## [Source extract]
%%

This allows you to calculate the sequence in the forward direction. You can however rewrite the above as

$$t_{n-4} = t_n - t_{n-1}-t_{n-2}-t_{n-3} \pmod {10}$$

With this you can go backwards in the sequence, too. For example the term before $1,9,8,2$ is $2-8-9-1\equiv 4 \bmod{10}$.

You know that the sequence repeats eventually, so for some positive integers $N$ and $p$ we have $t_{i}=t_{i+p}$ for all $i>N$. But now you can go backwards from both those points to get $t_{i-1}=t_{i-1+p}$. And then backwards again, and again until you arrive at $t_{0}=t_{p}$. So the sequence repeats from the beginning.

If you have a sequence which does not repeat from the start but from some later point, then that point will have two distinct predecessors - one from the starting point and one from the repeating loop. That is not possible in this case because we can travel backwards in the sequence, calculating the unique predecessor at each step.

%%

## [Your instructions]
Rewrite the paragraph of the sequence passage that begins "You know that the sequence repeats eventually" in a shorter form that keeps its main facts.

## [Items from a data source]
%%

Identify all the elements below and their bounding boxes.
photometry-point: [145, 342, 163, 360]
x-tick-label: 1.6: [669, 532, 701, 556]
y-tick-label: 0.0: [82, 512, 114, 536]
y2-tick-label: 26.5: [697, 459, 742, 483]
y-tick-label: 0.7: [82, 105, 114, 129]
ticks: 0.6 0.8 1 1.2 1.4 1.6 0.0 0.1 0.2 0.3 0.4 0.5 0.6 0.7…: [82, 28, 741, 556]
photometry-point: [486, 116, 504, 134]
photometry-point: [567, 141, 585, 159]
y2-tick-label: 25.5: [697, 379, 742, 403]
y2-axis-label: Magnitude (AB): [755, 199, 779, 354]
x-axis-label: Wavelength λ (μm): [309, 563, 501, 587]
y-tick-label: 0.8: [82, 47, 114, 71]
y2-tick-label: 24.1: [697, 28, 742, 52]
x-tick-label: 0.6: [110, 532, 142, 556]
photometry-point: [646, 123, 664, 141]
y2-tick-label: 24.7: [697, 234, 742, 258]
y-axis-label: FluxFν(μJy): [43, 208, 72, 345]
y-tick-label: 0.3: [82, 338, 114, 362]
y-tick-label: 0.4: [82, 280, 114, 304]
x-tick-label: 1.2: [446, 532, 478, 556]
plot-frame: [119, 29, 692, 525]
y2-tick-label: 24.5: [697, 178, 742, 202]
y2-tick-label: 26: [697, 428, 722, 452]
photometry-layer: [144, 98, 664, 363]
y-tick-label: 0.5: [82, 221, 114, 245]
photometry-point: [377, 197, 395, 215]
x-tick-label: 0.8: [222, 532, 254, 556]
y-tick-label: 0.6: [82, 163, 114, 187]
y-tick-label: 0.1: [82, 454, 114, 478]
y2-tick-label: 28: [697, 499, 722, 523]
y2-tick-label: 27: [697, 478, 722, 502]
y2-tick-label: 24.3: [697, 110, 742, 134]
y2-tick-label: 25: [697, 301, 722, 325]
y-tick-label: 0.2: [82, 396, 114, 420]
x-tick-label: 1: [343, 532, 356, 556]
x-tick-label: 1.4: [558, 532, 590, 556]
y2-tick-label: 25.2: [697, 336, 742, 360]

%%

## [Answer to this exercise]
Since the sequence eventually repeats, there are positive integers $N$ and $p$ with $t_{i}=t_{i+p}$ for all $i>N$. Going backwards from both points gives $t_{i-1}=t_{i-1+p}$, and repeating this step leads to $t_{0}=t_{p}$, so the sequence repeats from the beginning.